Written instruction:
Every record must be written out once more, with nothing added or omitted.

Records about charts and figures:
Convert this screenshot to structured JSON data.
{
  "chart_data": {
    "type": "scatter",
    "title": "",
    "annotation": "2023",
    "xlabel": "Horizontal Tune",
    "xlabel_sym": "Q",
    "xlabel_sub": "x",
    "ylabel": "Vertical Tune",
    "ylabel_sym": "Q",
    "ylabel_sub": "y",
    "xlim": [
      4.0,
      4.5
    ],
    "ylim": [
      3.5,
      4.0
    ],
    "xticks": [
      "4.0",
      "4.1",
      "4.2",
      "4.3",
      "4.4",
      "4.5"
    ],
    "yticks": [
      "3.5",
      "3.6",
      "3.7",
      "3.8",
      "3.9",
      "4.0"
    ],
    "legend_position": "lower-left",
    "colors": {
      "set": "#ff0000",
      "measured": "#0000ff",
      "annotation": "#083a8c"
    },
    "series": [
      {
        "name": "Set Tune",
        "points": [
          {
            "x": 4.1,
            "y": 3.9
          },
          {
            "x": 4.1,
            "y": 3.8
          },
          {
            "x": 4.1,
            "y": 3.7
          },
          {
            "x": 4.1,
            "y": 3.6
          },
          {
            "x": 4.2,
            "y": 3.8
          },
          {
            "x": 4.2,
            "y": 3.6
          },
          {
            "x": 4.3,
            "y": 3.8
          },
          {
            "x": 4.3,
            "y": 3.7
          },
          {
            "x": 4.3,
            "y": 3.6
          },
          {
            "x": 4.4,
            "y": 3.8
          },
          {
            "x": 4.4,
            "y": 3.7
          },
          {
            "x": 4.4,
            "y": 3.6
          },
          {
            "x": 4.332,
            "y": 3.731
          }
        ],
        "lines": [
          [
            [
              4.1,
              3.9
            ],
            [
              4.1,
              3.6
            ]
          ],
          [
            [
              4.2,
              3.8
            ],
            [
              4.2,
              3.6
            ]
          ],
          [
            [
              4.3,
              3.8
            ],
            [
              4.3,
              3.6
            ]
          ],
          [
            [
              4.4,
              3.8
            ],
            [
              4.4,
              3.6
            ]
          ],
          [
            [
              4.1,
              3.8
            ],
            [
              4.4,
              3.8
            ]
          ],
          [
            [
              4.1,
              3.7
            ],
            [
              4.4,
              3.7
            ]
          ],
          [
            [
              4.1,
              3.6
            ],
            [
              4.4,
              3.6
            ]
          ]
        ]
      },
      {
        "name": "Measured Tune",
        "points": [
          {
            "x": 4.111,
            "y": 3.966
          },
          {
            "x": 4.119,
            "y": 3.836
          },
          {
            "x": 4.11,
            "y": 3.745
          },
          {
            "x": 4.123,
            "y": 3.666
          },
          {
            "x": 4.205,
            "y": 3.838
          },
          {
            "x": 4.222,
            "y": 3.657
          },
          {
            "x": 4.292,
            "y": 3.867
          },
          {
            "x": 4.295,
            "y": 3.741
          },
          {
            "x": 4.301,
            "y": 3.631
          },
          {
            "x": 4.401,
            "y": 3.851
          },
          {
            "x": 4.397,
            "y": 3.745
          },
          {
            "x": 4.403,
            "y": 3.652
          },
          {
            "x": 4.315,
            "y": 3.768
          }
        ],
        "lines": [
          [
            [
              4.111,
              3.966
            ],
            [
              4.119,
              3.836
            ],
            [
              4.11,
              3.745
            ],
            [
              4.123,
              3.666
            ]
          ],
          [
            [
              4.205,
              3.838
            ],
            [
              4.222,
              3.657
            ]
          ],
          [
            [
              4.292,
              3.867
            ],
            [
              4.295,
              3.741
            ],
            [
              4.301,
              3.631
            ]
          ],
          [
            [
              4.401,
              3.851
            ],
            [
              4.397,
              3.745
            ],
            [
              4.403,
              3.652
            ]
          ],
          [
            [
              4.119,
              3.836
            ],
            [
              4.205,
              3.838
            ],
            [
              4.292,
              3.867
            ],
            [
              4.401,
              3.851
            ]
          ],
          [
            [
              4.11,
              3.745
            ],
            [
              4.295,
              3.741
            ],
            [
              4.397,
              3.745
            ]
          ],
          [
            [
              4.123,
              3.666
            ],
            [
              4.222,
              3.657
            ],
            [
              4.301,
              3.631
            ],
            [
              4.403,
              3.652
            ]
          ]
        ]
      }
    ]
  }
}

Output:
Convert this screenshot to structured JSON data.
{
  "chart_data": {
    "type": "scatter",
    "title": "",
    "annotation": "2023",
    "xlabel": "Horizontal Tune",
    "xlabel_sym": "Q",
    "xlabel_sub": "x",
    "ylabel": "Vertical Tune",
    "ylabel_sym": "Q",
    "ylabel_sub": "y",
    "xlim": [
      4.0,
      4.5
    ],
    "ylim": [
      3.5,
      4.0
    ],
    "xticks": [
      "4.0",
      "4.1",
      "4.2",
      "4.3",
      "4.4",
      "4.5"
    ],
    "yticks": [
      "3.5",
      "3.6",
      "3.7",
      "3.8",
      "3.9",
      "4.0"
    ],
    "legend_position": "lower-left",
    "colors": {
      "set": "#ff0000",
      "measured": "#0000ff",
      "annotation": "#083a8c"
    },
    "series": [
      {
        "name": "Set Tune",
        "points": [
          {
            "x": 4.1,
            "y": 3.9
          },
          {
            "x": 4.1,
            "y": 3.8
          },
          {
            "x": 4.1,
            "y": 3.7
          },
          {
            "x": 4.1,
            "y": 3.6
          },
          {
            "x": 4.2,
            "y": 3.8
          },
          {
            "x": 4.2,
            "y": 3.6
          },
          {
            "x": 4.3,
            "y": 3.8
          },
          {
            "x": 4.3,
            "y": 3.7
          },
          {
            "x": 4.3,
            "y": 3.6
          },
          {
            "x": 4.4,
            "y": 3.8
          },
          {
            "x": 4.4,
            "y": 3.7
          },
          {
            "x": 4.4,
            "y": 3.6
          },
          {
            "x": 4.332,
            "y": 3.731
          }
        ],
        "lines": [
          [
            [
              4.1,
              3.9
            ],
            [
              4.1,
              3.6
            ]
          ],
          [
            [
              4.2,
              3.8
            ],
            [
              4.2,
              3.6
            ]
          ],
          [
            [
              4.3,
              3.8
            ],
            [
              4.3,
              3.6
            ]
          ],
          [
            [
              4.4,
              3.8
            ],
            [
              4.4,
              3.6
            ]
          ],
          [
            [
              4.1,
              3.8
            ],
            [
              4.4,
              3.8
            ]
          ],
          [
            [
              4.1,
              3.7
            ],
            [
              4.4,
              3.7
            ]
          ],
          [
            [
              4.1,
              3.6
            ],
            [
              4.4,
              3.6
            ]
          ]
        ]
      },
      {
        "name": "Measured Tune",
        "points": [
          {
            "x": 4.111,
            "y": 3.966
          },
          {
            "x": 4.119,
            "y": 3.836
          },
          {
            "x": 4.11,
            "y": 3.745
          },
          {
            "x": 4.123,
            "y": 3.666
          },
          {
            "x": 4.205,
            "y": 3.838
          },
          {
            "x": 4.222,
            "y": 3.657
          },
          {
            "x": 4.292,
            "y": 3.867
          },
          {
            "x": 4.295,
            "y": 3.741
          },
          {
            "x": 4.301,
            "y": 3.631
          },
          {
            "x": 4.401,
            "y": 3.851
          },
          {
            "x": 4.397,
            "y": 3.745
          },
          {
            "x": 4.403,
            "y": 3.652
          },
          {
            "x": 4.315,
            "y": 3.768
          }
        ],
        "lines": [
          [
            [
              4.111,
              3.966
            ],
            [
              4.119,
              3.836
            ],
            [
              4.11,
              3.745
            ],
            [
              4.123,
              3.666
            ]
          ],
          [
            [
              4.205,
              3.838
            ],
            [
              4.222,
              3.657
            ]
          ],
          [
            [
              4.292,
              3.867
            ],
            [
              4.295,
              3.741
            ],
            [
              4.301,
              3.631
            ]
          ],
          [
            [
              4.401,
              3.851
            ],
            [
              4.397,
              3.745
            ],
            [
              4.403,
              3.652
            ]
          ],
          [
            [
              4.119,
              3.836
            ],
            [
              4.205,
              3.838
            ],
            [
              4.292,
              3.867
            ],
            [
              4.401,
              3.851
            ]
          ],
          [
            [
              4.11,
              3.745
            ],
            [
              4.295,
              3.741
            ],
            [
              4.397,
              3.745
            ]
          ],
          [
            [
              4.123,
              3.666
            ],
            [
              4.222,
              3.657
            ],
            [
              4.301,
              3.631
            ],
            [
              4.403,
              3.652
            ]
          ]
        ]
      }
    ]
  }
}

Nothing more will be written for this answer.